-- DATA TO USE start --
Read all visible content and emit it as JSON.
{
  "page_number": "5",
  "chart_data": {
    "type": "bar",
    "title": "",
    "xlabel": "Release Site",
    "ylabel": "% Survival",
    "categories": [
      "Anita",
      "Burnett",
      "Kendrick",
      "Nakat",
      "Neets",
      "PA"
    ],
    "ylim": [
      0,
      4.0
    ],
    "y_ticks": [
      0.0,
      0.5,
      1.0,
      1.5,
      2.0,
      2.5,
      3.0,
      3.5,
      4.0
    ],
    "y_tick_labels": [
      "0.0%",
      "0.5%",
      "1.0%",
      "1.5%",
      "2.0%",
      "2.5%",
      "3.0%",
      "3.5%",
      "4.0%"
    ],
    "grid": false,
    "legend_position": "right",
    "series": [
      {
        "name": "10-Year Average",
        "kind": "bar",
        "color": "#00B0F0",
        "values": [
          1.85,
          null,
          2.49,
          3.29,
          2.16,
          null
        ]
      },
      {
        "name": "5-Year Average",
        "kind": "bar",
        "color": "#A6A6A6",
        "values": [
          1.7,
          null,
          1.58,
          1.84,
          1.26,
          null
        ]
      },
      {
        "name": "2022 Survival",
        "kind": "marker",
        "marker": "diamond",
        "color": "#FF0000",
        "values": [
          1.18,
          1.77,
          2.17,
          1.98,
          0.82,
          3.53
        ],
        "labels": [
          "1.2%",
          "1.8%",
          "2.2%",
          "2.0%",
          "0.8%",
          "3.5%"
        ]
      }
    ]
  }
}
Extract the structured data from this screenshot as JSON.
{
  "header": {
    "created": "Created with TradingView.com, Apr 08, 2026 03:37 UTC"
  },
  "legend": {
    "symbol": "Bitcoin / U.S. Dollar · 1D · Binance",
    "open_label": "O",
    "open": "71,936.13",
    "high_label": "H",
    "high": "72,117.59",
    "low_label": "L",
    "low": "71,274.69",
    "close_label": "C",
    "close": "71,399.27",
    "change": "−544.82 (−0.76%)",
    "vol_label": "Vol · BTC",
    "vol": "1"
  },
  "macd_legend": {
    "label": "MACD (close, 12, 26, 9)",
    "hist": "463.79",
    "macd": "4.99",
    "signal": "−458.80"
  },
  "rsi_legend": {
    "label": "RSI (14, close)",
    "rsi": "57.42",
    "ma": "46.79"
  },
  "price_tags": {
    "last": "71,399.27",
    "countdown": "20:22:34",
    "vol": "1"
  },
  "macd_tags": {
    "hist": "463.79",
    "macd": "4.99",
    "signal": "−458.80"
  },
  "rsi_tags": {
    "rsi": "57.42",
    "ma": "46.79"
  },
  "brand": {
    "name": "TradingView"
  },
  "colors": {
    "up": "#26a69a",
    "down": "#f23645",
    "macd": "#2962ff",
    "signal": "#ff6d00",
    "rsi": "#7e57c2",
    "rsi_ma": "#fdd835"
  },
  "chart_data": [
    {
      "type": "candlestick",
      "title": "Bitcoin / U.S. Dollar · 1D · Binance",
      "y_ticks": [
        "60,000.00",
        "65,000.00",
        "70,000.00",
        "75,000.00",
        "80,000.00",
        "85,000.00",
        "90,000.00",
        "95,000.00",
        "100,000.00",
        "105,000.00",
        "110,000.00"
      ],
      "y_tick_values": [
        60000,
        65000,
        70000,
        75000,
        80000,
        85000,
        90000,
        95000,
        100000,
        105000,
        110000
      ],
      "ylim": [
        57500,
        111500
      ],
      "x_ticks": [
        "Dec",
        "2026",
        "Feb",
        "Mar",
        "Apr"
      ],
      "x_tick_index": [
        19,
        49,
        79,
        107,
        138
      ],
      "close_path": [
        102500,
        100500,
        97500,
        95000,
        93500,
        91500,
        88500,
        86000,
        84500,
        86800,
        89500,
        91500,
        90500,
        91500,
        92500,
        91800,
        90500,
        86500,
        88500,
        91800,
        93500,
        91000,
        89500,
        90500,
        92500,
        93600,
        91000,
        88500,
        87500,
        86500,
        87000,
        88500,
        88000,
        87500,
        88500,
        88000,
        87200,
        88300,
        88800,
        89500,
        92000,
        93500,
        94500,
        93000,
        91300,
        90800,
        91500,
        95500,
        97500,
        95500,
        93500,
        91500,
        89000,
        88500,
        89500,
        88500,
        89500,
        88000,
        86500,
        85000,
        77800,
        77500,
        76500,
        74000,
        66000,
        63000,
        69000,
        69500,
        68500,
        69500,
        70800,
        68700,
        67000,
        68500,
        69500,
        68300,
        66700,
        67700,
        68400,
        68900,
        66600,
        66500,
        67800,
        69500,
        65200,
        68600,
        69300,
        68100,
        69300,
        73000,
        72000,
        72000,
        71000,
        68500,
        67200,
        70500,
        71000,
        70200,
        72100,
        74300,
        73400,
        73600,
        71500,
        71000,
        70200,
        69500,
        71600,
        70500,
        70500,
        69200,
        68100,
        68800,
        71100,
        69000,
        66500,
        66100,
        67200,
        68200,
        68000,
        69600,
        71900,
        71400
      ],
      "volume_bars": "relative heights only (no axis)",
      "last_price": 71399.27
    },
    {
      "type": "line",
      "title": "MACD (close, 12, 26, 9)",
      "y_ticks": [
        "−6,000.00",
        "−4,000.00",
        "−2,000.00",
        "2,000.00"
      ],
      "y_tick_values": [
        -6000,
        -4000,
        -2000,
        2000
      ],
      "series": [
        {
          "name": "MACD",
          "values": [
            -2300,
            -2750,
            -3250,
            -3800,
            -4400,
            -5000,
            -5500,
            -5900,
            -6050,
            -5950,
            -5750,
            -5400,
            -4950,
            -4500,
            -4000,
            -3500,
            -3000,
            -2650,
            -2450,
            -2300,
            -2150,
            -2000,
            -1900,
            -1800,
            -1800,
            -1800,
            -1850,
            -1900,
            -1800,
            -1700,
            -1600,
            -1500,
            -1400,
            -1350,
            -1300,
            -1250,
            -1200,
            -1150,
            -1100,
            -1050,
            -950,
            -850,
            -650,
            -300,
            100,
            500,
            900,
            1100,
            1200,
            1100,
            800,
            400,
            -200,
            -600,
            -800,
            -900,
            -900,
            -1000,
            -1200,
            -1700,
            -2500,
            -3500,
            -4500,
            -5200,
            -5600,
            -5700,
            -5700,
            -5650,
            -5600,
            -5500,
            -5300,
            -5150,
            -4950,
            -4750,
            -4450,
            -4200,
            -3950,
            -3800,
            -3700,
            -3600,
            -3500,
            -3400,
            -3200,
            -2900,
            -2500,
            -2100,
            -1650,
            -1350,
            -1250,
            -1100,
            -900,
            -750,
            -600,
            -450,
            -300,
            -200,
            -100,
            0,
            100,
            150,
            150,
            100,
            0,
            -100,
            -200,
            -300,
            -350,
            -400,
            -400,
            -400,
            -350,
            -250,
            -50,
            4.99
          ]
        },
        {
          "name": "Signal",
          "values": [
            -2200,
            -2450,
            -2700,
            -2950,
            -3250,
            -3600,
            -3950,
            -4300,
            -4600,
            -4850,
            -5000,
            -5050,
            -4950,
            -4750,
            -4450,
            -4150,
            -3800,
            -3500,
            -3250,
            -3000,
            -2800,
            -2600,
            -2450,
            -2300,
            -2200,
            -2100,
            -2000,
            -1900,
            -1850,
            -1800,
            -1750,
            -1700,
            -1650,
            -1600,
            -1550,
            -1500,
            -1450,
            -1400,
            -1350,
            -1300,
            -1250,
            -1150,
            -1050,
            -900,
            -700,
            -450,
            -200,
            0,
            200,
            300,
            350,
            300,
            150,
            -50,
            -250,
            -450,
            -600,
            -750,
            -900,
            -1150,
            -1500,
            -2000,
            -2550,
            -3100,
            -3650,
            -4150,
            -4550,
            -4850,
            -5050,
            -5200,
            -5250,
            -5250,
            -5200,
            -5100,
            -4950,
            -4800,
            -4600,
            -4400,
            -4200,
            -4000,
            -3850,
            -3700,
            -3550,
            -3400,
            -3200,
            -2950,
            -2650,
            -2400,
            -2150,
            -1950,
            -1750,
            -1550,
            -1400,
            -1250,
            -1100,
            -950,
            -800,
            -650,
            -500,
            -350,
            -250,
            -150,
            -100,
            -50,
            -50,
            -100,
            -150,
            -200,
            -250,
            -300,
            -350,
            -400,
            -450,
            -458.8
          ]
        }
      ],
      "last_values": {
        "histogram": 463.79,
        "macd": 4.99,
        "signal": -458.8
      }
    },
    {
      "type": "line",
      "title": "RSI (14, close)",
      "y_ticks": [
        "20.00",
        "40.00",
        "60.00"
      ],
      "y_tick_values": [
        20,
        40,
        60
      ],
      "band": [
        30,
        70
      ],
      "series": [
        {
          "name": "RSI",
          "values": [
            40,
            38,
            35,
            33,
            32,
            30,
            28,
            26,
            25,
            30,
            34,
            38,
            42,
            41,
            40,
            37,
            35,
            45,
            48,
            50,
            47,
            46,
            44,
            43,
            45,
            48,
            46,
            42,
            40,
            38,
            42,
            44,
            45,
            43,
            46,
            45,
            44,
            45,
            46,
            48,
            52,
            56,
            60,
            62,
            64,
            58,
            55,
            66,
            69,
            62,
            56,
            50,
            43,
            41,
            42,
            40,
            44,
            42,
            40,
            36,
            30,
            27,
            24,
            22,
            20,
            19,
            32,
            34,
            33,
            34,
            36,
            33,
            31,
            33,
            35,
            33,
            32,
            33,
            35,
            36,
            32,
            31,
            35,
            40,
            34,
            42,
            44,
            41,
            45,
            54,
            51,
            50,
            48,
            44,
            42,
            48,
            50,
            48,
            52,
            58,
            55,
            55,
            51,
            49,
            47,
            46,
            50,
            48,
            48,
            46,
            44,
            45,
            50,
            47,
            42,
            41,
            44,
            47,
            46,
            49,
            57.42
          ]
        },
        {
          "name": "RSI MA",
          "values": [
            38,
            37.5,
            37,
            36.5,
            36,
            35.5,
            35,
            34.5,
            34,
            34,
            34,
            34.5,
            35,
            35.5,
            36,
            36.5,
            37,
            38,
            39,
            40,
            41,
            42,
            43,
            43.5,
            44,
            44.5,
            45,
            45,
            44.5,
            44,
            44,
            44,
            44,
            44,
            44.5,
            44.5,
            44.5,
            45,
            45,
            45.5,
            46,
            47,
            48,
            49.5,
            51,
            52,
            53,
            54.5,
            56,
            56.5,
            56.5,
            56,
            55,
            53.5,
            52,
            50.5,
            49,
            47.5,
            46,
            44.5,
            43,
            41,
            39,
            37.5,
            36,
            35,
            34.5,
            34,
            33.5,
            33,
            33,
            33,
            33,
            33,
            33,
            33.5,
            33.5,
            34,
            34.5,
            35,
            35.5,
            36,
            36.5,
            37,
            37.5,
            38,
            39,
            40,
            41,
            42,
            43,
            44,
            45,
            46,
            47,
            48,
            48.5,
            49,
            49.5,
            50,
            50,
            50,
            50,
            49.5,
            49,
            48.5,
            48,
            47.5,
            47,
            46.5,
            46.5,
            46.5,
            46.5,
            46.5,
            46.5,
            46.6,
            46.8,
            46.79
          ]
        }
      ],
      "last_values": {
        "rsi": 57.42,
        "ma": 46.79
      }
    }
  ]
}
-- DATA TO USE end --
## DO THIS:
Copy down every line of the entries containing the word "title".

## COMPLETED TASK:
    "title": "",
      "title": "Bitcoin / U.S. Dollar · 1D · Binance",
      "title": "MACD (close, 12, 26, 9)",
      "title": "RSI (14, close)",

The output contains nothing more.